EXERCISE REQUIREMENTS » Wherever the word "komary" turns up in a line of the entries, copy that line.

DATA »
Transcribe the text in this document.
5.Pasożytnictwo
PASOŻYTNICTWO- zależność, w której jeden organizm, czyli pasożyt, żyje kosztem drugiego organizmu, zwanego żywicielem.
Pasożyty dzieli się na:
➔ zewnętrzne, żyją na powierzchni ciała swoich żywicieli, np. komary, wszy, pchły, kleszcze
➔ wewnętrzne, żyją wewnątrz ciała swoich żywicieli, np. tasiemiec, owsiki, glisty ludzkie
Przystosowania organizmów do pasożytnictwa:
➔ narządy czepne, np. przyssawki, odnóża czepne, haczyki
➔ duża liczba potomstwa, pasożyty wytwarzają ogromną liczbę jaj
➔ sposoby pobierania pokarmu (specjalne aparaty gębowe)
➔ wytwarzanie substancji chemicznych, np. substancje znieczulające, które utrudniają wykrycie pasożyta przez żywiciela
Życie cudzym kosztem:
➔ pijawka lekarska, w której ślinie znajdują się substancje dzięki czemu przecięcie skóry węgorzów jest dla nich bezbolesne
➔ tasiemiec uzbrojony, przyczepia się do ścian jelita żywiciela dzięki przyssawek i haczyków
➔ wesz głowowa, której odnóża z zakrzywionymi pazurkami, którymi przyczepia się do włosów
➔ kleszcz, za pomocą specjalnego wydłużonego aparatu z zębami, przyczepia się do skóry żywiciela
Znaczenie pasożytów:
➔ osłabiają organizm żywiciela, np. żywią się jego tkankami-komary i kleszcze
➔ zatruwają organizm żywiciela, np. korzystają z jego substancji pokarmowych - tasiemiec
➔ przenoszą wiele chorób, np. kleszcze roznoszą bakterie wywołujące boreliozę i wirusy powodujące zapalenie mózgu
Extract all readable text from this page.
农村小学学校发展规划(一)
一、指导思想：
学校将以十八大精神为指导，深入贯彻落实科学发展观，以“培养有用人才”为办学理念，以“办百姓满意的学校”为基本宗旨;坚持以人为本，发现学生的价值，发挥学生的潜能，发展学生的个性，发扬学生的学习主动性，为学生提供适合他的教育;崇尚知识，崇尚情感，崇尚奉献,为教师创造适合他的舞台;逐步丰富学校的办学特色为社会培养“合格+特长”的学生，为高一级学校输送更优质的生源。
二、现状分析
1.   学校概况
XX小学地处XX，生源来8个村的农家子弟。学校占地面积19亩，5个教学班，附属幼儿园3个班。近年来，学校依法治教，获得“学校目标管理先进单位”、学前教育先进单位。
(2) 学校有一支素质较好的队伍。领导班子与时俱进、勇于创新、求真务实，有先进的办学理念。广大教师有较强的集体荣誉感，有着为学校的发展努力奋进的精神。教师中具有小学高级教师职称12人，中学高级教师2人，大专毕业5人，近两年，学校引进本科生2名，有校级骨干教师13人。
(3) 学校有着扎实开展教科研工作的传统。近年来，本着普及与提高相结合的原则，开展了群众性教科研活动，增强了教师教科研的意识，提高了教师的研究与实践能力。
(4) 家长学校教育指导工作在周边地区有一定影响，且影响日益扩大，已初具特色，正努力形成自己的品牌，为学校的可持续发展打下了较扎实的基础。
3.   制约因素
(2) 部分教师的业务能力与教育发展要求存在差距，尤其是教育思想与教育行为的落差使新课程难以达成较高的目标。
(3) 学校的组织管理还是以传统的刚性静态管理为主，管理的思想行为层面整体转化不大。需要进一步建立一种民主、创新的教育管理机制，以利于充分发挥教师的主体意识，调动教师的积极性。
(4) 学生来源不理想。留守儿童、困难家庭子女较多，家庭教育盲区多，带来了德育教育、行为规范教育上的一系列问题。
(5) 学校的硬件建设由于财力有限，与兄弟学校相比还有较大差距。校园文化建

COMPLETED TASK »
➔ zewnętrzne, żyją na powierzchni ciała swoich żywicieli, np. komary, wszy, pchły, kleszcze
➔ osłabiają organizm żywiciela, np. żywią się jego tkankami-komary i kleszcze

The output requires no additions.